WRITTEN EXERCISE
Lines holding the string "background" are the ones to copy; find them all in the data.

DATA SUPPLIED
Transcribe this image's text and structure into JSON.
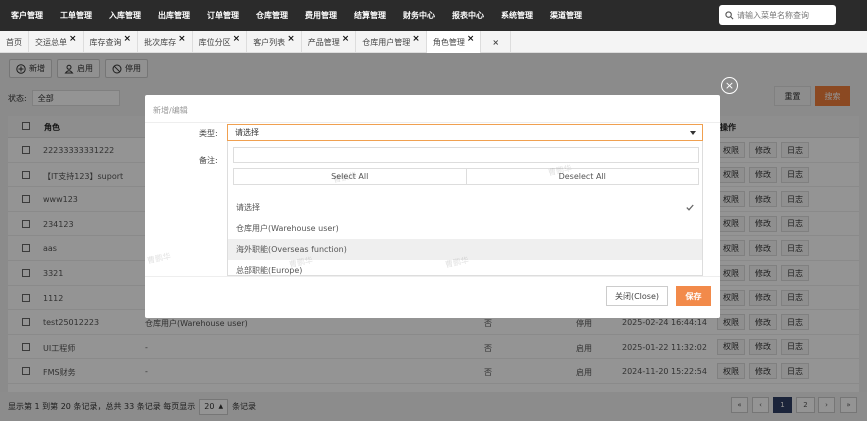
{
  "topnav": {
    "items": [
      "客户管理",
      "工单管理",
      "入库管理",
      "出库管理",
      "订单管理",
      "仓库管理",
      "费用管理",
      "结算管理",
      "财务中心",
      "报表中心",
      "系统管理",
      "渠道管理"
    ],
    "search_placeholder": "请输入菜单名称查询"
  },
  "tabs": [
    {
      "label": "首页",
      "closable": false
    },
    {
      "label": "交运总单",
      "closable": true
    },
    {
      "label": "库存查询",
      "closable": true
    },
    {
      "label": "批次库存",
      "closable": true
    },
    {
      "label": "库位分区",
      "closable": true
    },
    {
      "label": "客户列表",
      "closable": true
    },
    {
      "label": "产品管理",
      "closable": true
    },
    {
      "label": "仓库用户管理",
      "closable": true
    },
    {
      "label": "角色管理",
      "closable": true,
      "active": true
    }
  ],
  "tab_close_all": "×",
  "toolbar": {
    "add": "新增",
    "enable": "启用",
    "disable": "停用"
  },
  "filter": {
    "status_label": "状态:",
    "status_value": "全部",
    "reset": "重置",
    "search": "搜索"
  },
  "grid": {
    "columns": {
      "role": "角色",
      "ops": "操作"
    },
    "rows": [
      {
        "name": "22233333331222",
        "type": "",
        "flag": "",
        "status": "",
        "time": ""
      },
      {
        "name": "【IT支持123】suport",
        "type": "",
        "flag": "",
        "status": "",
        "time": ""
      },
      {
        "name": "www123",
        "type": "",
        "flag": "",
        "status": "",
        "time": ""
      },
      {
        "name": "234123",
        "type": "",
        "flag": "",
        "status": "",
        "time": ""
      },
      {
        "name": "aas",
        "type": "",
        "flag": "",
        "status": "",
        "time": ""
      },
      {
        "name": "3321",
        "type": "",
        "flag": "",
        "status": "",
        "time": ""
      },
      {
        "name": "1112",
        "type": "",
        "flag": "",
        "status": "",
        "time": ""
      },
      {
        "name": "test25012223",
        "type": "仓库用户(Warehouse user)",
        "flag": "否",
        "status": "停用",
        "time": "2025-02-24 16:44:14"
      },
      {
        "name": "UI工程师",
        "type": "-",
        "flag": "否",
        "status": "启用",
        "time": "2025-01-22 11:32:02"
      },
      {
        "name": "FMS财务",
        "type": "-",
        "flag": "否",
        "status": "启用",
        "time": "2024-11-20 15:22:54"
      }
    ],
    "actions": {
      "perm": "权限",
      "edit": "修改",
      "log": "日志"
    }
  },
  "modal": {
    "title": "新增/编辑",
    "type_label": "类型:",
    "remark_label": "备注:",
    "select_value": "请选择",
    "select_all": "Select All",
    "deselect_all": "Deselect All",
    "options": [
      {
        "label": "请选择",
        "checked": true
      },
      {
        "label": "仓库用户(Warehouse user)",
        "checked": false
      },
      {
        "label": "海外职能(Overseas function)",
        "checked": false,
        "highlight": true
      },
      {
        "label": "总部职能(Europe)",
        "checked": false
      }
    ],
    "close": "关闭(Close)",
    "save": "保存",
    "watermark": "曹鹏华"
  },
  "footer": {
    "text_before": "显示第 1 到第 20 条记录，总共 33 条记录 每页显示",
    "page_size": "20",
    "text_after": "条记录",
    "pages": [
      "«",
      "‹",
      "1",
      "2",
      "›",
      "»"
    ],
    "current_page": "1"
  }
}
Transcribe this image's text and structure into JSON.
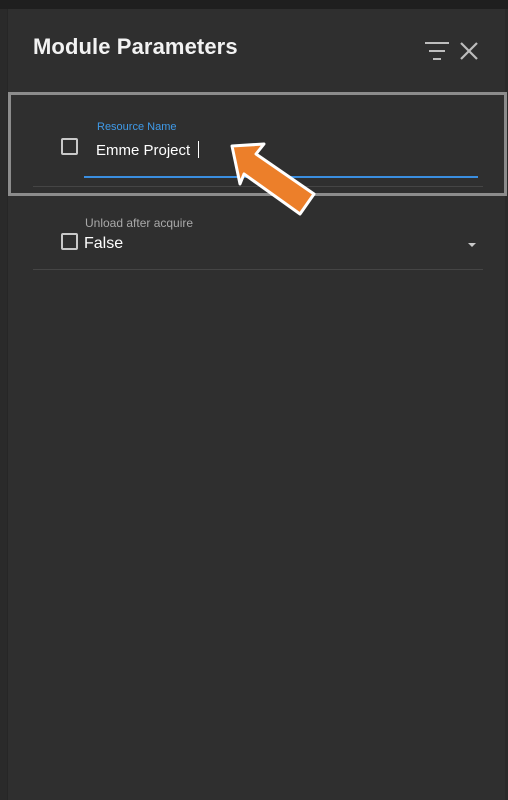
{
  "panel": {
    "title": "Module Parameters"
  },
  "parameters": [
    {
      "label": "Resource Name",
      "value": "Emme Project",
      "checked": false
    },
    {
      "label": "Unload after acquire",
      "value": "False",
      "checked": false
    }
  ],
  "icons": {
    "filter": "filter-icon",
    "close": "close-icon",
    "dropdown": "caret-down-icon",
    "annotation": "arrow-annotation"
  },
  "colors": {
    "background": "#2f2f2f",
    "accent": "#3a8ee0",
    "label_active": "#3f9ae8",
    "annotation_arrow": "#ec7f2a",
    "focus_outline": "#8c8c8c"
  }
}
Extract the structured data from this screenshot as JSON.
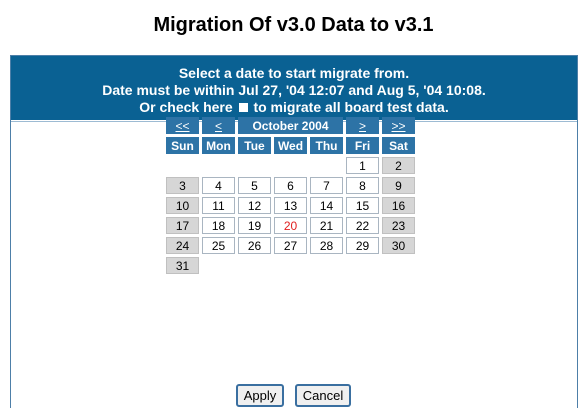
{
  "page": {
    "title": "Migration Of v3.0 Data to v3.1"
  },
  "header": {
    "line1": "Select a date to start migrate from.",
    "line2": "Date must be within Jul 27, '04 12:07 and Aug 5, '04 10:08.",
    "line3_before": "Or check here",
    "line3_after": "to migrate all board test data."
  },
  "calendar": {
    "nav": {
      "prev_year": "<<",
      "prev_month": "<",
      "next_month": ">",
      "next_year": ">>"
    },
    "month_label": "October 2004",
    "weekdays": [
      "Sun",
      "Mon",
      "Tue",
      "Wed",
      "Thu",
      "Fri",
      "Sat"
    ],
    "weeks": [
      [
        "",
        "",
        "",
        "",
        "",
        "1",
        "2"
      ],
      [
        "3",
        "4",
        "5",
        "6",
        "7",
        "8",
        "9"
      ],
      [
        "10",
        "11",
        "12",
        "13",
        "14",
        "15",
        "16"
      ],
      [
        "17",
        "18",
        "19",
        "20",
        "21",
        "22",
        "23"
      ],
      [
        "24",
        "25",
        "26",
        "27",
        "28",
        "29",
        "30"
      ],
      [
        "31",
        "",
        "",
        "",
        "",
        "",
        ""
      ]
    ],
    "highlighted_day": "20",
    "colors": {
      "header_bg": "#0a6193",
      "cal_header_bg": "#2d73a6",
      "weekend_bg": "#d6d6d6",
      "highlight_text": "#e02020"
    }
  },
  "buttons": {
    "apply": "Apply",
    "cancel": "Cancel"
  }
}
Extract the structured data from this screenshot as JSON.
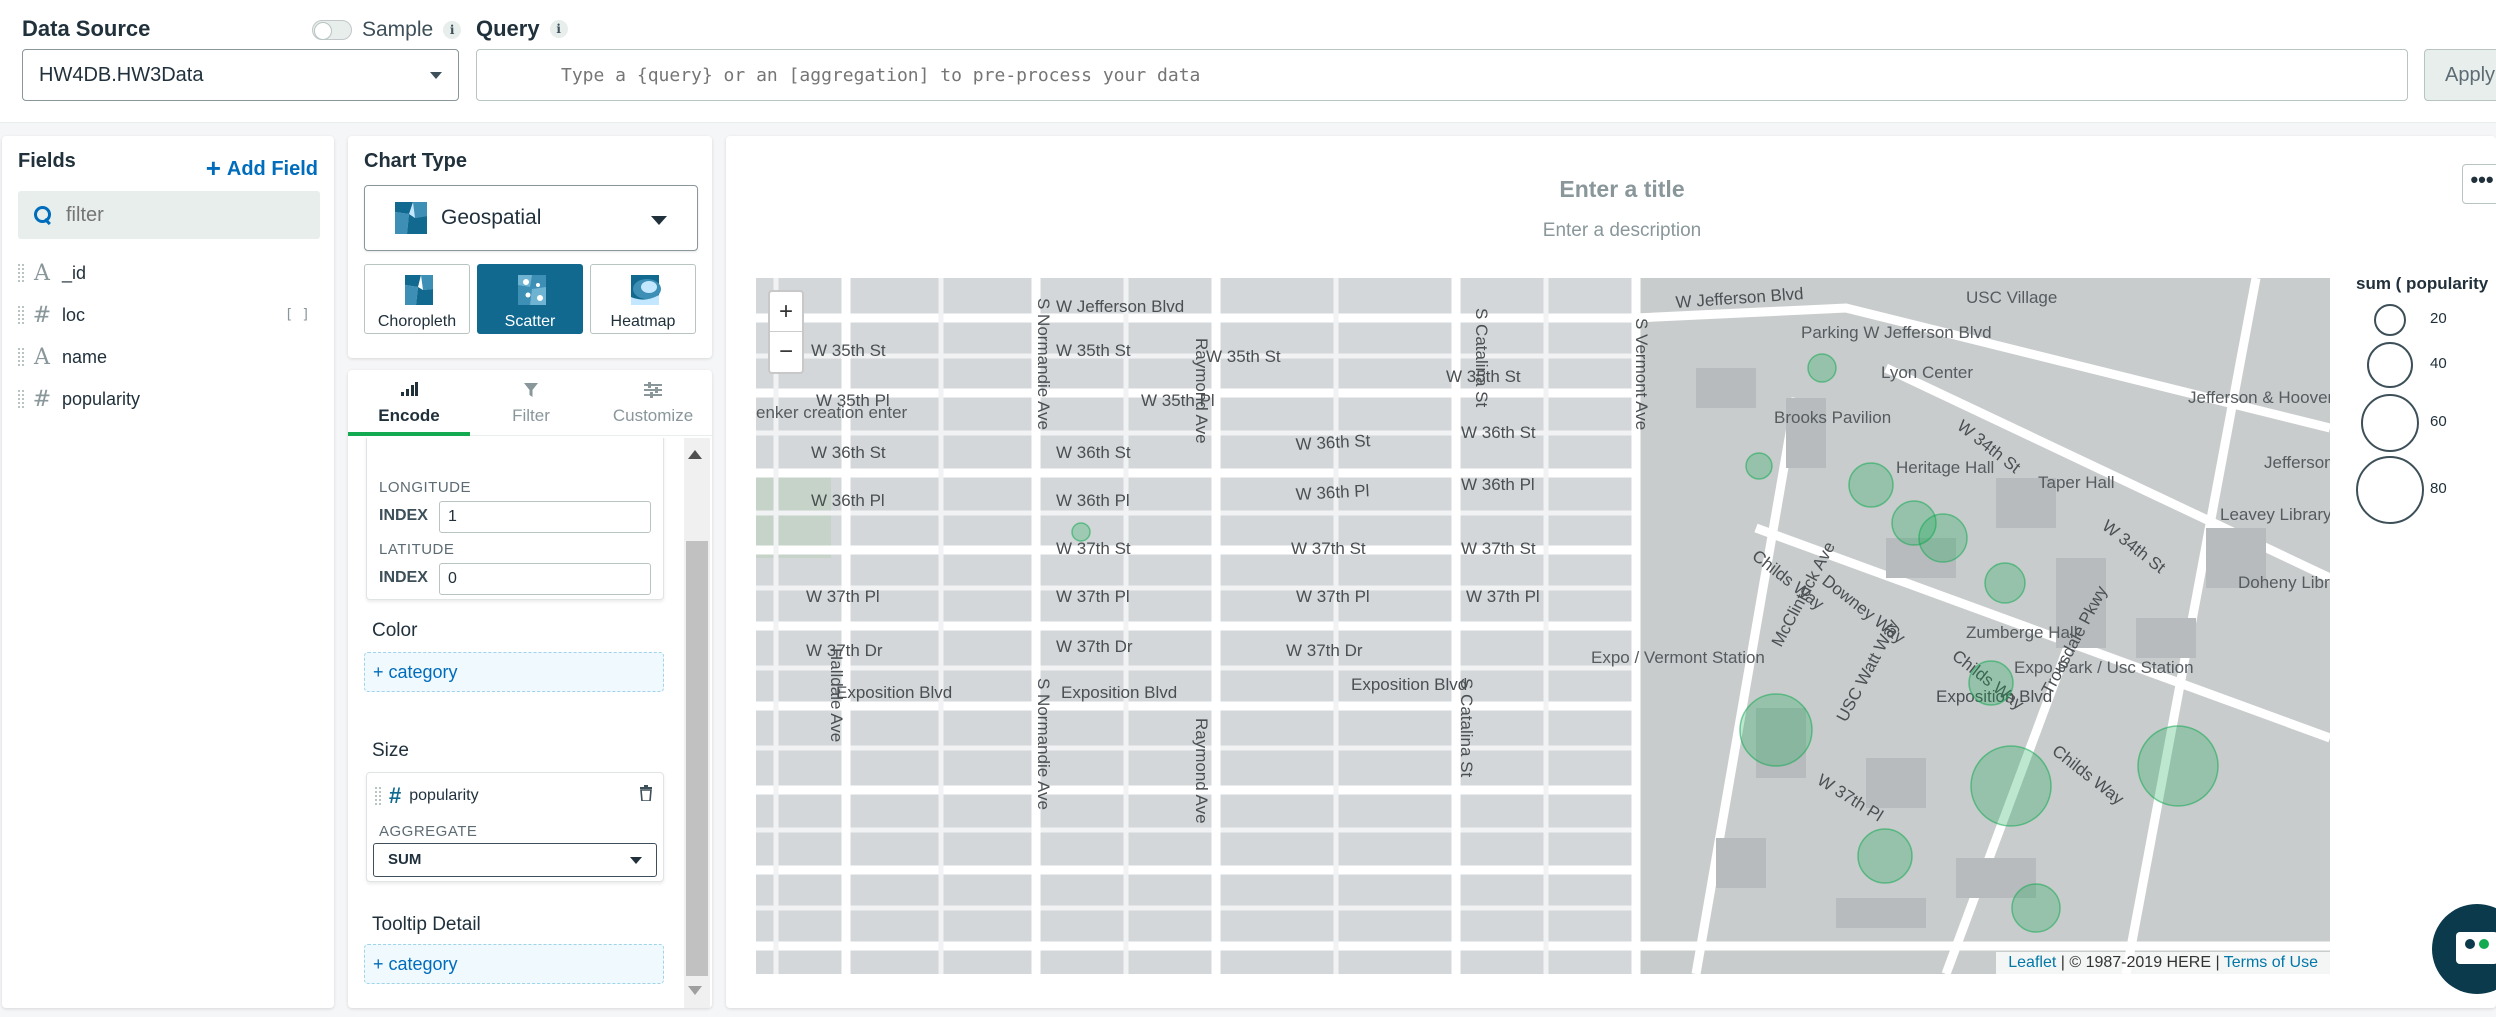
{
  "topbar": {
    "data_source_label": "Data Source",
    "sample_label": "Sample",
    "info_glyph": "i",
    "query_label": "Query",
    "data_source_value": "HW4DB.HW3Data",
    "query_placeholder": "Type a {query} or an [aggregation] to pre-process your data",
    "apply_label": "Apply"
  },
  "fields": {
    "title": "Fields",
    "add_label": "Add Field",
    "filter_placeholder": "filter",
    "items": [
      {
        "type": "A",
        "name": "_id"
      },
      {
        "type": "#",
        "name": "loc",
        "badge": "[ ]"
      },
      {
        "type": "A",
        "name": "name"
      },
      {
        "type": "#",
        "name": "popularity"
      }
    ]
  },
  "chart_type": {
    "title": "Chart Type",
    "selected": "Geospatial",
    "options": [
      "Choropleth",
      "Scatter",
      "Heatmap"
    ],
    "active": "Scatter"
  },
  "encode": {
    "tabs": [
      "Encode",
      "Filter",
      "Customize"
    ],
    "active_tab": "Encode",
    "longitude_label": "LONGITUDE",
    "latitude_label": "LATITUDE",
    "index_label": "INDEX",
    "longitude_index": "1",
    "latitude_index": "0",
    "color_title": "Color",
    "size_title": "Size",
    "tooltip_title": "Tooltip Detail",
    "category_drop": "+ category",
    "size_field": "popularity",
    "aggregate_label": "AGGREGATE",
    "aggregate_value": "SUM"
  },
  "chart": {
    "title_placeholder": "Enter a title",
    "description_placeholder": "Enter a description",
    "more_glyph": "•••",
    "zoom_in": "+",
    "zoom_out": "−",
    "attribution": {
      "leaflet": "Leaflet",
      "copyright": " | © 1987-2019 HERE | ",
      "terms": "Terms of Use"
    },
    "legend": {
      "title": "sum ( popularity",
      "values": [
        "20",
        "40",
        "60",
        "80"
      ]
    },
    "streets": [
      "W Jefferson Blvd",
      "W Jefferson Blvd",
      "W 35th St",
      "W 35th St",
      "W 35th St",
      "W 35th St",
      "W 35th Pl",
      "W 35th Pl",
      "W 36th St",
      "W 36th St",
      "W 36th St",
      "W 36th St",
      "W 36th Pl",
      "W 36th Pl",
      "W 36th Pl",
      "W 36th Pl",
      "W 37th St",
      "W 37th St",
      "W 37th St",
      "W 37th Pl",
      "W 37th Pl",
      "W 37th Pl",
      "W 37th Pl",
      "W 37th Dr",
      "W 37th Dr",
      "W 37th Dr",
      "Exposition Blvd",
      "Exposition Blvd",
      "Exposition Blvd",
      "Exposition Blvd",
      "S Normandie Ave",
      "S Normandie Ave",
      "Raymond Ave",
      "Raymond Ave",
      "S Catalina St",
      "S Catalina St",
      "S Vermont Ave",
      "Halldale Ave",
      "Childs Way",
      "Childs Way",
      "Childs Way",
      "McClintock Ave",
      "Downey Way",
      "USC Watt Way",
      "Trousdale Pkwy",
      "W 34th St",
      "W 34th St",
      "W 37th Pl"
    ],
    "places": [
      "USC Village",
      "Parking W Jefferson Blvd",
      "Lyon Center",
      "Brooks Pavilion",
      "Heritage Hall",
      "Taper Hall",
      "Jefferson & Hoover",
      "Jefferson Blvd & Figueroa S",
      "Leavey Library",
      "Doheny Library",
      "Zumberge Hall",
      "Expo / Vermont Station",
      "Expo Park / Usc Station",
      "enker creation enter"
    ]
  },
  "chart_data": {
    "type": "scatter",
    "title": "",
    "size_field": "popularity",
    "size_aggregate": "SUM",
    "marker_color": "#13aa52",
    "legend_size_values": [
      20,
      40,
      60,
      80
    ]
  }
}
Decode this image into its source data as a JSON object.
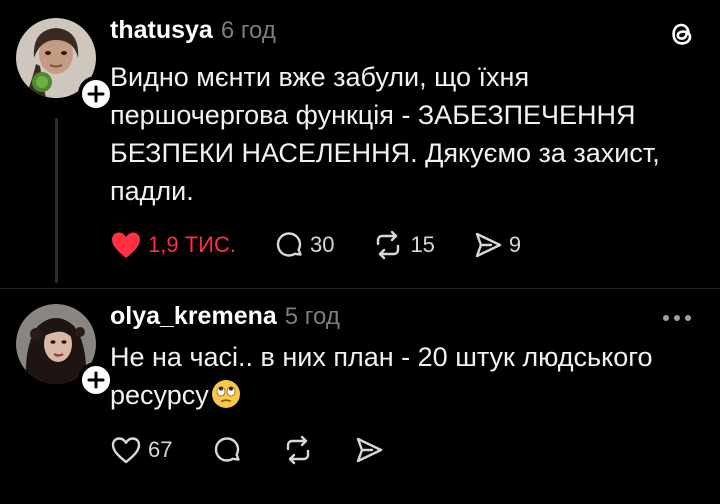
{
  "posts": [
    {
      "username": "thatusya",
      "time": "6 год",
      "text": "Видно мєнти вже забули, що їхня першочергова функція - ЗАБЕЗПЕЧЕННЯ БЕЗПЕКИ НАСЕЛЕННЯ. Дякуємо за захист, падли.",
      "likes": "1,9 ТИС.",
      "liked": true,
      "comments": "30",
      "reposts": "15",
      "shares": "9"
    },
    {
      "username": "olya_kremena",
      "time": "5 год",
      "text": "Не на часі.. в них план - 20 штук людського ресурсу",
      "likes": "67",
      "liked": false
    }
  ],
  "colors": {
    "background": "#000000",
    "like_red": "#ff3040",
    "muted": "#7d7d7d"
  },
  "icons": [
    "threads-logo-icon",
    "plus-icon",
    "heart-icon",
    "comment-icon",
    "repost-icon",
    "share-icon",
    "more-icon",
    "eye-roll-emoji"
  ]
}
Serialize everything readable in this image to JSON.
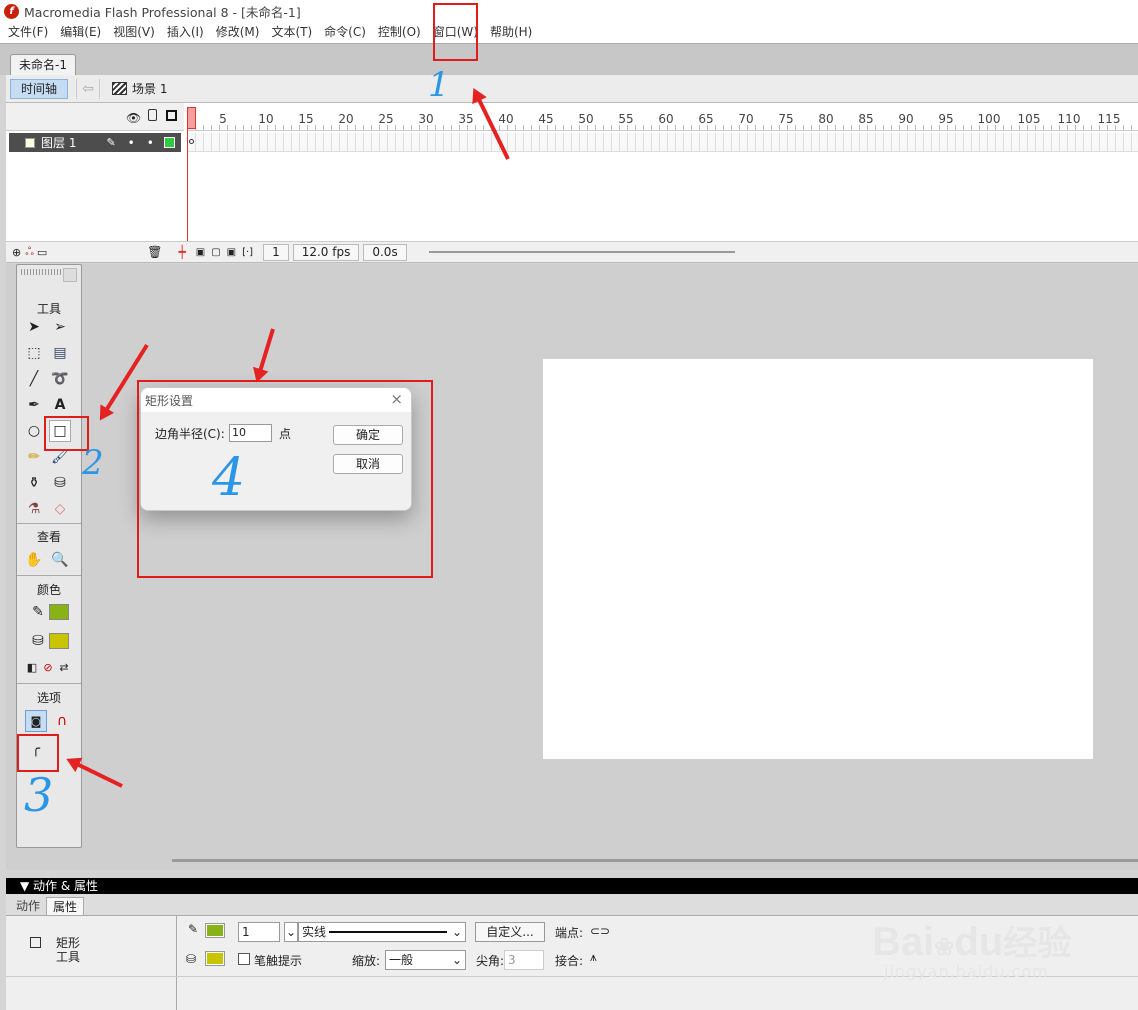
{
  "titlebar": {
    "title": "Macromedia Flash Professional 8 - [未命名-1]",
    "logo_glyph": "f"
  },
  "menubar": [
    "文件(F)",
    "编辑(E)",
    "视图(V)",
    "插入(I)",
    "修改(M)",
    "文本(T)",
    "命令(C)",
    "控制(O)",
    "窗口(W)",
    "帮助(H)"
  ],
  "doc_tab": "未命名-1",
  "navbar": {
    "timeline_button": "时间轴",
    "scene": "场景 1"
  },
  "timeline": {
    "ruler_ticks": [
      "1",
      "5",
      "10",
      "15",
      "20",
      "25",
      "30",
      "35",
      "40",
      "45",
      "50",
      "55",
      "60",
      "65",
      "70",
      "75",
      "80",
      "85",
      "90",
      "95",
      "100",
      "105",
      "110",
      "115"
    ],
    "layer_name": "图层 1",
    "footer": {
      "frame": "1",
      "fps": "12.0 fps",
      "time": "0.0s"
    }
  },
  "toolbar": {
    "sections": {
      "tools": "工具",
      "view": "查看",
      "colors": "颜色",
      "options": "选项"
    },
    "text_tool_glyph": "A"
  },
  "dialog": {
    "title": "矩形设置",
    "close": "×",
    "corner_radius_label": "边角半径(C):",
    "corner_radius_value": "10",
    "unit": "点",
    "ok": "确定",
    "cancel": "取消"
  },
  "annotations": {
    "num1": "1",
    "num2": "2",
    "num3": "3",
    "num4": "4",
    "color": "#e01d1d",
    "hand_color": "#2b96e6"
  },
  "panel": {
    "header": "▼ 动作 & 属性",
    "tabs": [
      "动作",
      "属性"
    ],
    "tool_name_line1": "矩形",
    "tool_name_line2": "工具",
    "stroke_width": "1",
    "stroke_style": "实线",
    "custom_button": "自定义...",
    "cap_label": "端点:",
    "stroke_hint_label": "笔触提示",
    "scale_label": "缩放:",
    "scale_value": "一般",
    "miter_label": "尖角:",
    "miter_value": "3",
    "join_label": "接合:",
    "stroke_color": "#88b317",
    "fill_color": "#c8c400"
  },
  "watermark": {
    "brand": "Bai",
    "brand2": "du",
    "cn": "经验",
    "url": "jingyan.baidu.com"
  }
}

THE COMPLETED TASK
    "background": "#2f2f2f",
    "background": "#000000",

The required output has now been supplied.